▸ **Extrait du document**

<<<<

Rechercher
Rechercher

Nos Lecteurs ont la Parole

La neutralité, seule planche de salut pour l’avenir du Liban

La neutralité, seule planche de salut  pour l’avenir du Liban

Le printemps arabe a été le prélude à des bouleversements sociaux et géographiques divers dans la région. Patrick Baz/AFP

« Il ne faut avoir aucun regret pour le passé, aucun remords pour le présent, et une confiance inébranlable pour l’avenir », Jean Jaurès (1859- 1914), homme politique.

Le Liban est plongé depuis bientôt quarante ans dans une longue agonie due à la guerre du Liban, à un effondrement progressif et quasi total de la République et de ses institutions, auquel ont largement participé la mauvaise gouvernance et la corruption de la classe dirigeante, l’affiliation extranationale de composantes communautaires à des puissances étrangères, sans oublier une tutelle syrienne lourde de conséquences tant au niveau humain que politique. Le tournant de l’année 2021 plongera-t-il le pays dans les abysses profonds d’une mort comatique ou, au contraire, poussera-t-il son peuple désespéré à entreprendre une lutte sans merci pour sa survie et sa renaissance ?

Pour essayer d’avoir des réponses à ce questionnement et aux causes qui ont entretenu ce mal, il faudrait revenir à la création de l’État d’Israël, en 1948… L’Orient vit alors le drame de la spoliation de l’État palestinien, le renvoi de ses habitants hors de leurs terres et frontières et la mainmise militaire des assaillants sionistes sur tout ce territoire qu’ils baptiseront « Israël » !

Un grand chantier géopolitique a alors été décidé en catimini avec l’Occident et principalement avec les États-Unis. Une vaste opération de démantèlement systématique et progressive de tous les États-nations existant autour de lui en mini-États est mise en place. Conçu à moyen et long termes par Ben Gourion, ce vaste programme régional a été lancé très vite après la création de l’État d’Israël. Il n’a certes pas pu être réalisé sans guerres ni destructions et sans surtout de grands transferts de populations et sans, naturellement, une prolifération du nombre des réfugiés…

Ce projet n’a pas pu être exécuté, aussi, sans le soutien secret et confidentiel d’alliances-clés et d’accords stratégiques entre Israël et certaines minorités régionales, dont principalement les alaouites en Syrie (issus de la communauté chiite), les chiites d’Iran, et le silence « complice » de bon nombre de pays arabes ! Une nouvelle géographie s’est donc développée, des alliances inattendues et improbables ont vu le jour, un nouveau panorama géostratégique moyen-oriental s’est progressivement dessiné et a commencé aussitôt à se substituer à l’ancienne géographie des lieux, préparant de nouvelles implantations de populations dans différentes régions du Machrek arabe.

>>>>

▸ **Exercices**
A. Pour chacune des affirmations suivantes, indiquez par oui ou par non si elle correspond à l'extrait sur le Liban, puis citez mot pour mot le passage qui permet de trancher. (i) Le Liban traverse une crise depuis près de quarante ans. (ii) Ben Gourion aurait conçu le programme régional à court terme. (iii) Les alaouites de Syrie y sont présentés comme issus de la communauté sunnite.
B. Rédigez la suite de l'extrait sur le Liban, à partir de sa dernière phrase.
Vous n'avez pas besoin des données pour faire ce travail.

▸ **Données fournies**
<<<<

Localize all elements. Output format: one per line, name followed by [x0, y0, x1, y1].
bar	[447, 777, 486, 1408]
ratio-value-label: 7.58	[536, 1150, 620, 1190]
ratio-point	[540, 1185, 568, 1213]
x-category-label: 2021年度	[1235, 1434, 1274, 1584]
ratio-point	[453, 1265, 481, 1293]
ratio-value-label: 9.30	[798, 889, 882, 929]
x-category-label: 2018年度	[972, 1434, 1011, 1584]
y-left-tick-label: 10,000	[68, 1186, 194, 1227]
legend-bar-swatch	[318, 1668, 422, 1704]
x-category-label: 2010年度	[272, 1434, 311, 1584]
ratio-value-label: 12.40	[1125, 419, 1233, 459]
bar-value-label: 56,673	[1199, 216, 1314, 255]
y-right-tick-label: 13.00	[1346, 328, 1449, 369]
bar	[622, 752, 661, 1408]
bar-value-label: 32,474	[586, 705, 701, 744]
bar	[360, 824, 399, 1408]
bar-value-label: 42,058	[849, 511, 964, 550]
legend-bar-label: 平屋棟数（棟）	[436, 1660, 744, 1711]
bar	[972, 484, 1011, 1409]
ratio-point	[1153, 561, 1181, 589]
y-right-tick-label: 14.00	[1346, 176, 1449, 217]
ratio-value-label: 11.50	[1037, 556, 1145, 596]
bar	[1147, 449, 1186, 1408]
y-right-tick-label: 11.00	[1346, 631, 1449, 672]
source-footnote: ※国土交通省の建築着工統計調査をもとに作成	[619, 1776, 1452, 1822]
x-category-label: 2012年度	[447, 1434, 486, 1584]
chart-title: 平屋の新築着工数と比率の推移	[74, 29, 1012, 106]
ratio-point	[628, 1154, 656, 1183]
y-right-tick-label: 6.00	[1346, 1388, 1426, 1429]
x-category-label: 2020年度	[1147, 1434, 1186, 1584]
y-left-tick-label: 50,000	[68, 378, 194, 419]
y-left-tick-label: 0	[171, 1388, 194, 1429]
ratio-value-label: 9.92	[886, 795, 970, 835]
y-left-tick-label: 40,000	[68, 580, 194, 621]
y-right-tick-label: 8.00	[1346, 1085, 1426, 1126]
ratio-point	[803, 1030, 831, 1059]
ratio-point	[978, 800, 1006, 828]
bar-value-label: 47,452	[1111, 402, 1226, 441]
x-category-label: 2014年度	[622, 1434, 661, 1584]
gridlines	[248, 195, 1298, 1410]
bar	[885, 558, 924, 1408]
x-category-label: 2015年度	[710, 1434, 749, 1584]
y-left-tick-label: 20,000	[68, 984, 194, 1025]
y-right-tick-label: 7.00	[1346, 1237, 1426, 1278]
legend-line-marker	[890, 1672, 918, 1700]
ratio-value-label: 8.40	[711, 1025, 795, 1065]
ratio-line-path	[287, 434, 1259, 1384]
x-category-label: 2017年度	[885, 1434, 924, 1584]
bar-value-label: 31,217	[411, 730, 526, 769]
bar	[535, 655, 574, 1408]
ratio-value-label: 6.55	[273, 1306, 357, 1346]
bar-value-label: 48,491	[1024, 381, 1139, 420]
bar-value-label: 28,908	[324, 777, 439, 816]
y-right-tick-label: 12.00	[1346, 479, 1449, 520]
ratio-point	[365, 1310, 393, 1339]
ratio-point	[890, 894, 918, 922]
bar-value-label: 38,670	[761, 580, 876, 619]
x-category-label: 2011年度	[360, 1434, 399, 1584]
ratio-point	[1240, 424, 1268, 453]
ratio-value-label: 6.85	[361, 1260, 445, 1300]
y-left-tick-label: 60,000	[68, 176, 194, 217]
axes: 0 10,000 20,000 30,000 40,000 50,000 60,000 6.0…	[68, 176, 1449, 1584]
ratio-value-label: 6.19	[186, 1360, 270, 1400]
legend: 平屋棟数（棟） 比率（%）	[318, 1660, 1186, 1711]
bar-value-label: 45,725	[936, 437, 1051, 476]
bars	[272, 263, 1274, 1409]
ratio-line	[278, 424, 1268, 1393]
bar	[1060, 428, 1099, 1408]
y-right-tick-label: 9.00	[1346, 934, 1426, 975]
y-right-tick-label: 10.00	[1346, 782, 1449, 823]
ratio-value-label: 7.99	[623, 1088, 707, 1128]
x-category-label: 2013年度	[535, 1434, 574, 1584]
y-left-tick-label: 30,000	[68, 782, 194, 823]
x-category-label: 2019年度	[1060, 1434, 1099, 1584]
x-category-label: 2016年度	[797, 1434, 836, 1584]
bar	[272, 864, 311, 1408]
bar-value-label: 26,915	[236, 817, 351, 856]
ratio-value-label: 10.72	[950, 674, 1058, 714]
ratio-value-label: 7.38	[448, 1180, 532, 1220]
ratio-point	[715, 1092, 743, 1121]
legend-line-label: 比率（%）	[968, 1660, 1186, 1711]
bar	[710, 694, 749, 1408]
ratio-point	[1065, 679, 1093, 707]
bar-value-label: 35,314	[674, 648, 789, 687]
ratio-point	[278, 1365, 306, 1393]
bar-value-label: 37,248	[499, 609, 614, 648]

>>>>

▸ **Corrigé**
A.
(i) Oui : « Le Liban est plongé depuis bientôt quarante ans dans une longue agonie »
(ii) Non : « Conçu à moyen et long termes par Ben Gourion »
(iii) Non : « les alaouites en Syrie (issus de la communauté chiite) »

B.
Pendant ces soixante-dix ans, le monde arabe qui représentait, grâce à la manne du pétrole et du gaz, une force économique et démographique certaine, a sombré dans la luxure et la médiocrité, car il n’a jamais envisagé de vision globale d’avenir et encore moins de plans de développement économique, sur les fronts tant interne que régional. Cette situation a favorisé le déclenchement de révolutions internes, identifiées sous le nom de « printemps arabes », préludes à des bouleversements sociaux et géopolitiques divers. Ces évènements ont affaibli les pays concernés, ont secoué leurs infrastructures et facilité la progression des plans et objectifs israéliens.

L’émergence de la République islamique

Entre-temps, une nouvelle force est apparue sur la scène moyen-orientale, à savoir la République islamique d’Iran, aile perse du chiisme. Elle fut encouragée et poussée par un Occident à la recherche de nouveaux équilibres régionaux (sunnites, chiites et diverses minorités) et des moyens de consolider ses propres intérêts et ceux de la viabilité de l’État d’Israël dans une région hostile à son implantation.

Ce nouveau venu, fort des rapports ancestraux entretenus par les différentes composantes de sa propre population, dont la juive, a cherché à travers sa révolution à s’introduire au sein du Machrek arabe et à jouer un rôle aux côtés des populations chiites arabes résidentes. Renforcé en cela par son alliance avec la Syrie d’Assad, il a cherché à se positionner comme un acteur incontournable de la nouvelle équation régionale en Méditerranée. Il devient très vite le principal représentant du chiisme politique régional ; il se substitue à celui en provenance de l’Irak arabe et s’impose comme l’un des éléments stratégiques du puzzle.

Face à lui se pointe la Turquie d’Erdogan, qui bouscule sur son passage toutes les alliances politiques historiques que son pays entretenait avec ses voisins et avec les pays d’Occident, et s’impose elle aussi comme le principal représentant du sunnisme politique régional, en lieu et place de l’Arabie saoudite !

Parallèlement à cette situation et de manière concomitante, l’État d’Israël continue à évoluer et à consolider son implantation régionale pour s’imposer progressivement, en attendant la fin de la guerre israélo-arabe, comme le futur chef de file et le pivot des États minoritaires du Machrek arabe !

Un nouveau panorama géopolitique moyen-oriental se met progressivement en place. Il provoquera, après l’effritement et le démembrement des grands États arabes de la région, une redistribution géographique et démographique territoriale et humaine à travers des transferts de certaines de ses populations vers d’autres pays riverains ou internationaux. Il occasionnera aussi l’apparition de nouvelles équations identitaires régionales, sociales, communautaires, politiques et économiques.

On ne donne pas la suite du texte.